====== Excerpted records

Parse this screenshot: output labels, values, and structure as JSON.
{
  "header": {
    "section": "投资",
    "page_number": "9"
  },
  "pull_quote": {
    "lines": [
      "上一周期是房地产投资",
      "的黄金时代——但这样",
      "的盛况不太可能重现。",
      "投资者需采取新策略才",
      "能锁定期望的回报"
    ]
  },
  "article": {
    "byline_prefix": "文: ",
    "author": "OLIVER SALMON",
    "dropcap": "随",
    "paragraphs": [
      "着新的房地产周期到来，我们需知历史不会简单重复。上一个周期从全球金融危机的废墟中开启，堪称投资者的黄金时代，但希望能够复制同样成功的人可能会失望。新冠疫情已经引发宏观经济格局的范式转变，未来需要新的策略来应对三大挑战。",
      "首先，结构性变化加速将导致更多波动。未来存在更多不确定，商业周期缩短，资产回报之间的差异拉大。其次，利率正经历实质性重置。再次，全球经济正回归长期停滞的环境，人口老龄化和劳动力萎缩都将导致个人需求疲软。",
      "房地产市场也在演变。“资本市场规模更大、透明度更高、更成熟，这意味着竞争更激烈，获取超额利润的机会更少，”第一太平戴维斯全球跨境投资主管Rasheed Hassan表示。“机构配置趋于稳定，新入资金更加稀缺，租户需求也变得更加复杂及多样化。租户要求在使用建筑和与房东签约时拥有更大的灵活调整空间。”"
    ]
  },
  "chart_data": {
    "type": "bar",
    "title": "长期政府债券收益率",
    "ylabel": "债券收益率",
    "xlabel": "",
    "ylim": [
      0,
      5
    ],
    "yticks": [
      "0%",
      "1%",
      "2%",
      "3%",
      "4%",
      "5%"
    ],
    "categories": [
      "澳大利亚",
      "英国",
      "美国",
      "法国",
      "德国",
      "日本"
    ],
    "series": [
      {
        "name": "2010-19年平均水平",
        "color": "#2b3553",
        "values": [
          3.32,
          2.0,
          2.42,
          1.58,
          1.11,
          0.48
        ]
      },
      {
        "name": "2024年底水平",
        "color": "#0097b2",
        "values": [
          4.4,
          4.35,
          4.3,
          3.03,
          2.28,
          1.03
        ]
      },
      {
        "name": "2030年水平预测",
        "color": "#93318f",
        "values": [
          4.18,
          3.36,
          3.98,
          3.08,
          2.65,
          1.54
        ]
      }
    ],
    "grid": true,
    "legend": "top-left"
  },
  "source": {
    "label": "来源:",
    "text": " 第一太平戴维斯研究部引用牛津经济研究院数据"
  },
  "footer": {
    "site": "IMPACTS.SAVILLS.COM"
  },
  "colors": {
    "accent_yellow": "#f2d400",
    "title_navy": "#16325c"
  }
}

============

Exercise objective
Locate all lines in the listing above with the word "name" and copy them.

Result of this exercise
        "name": "2010-19年平均水平",
        "name": "2024年底水平",
        "name": "2030年水平预测",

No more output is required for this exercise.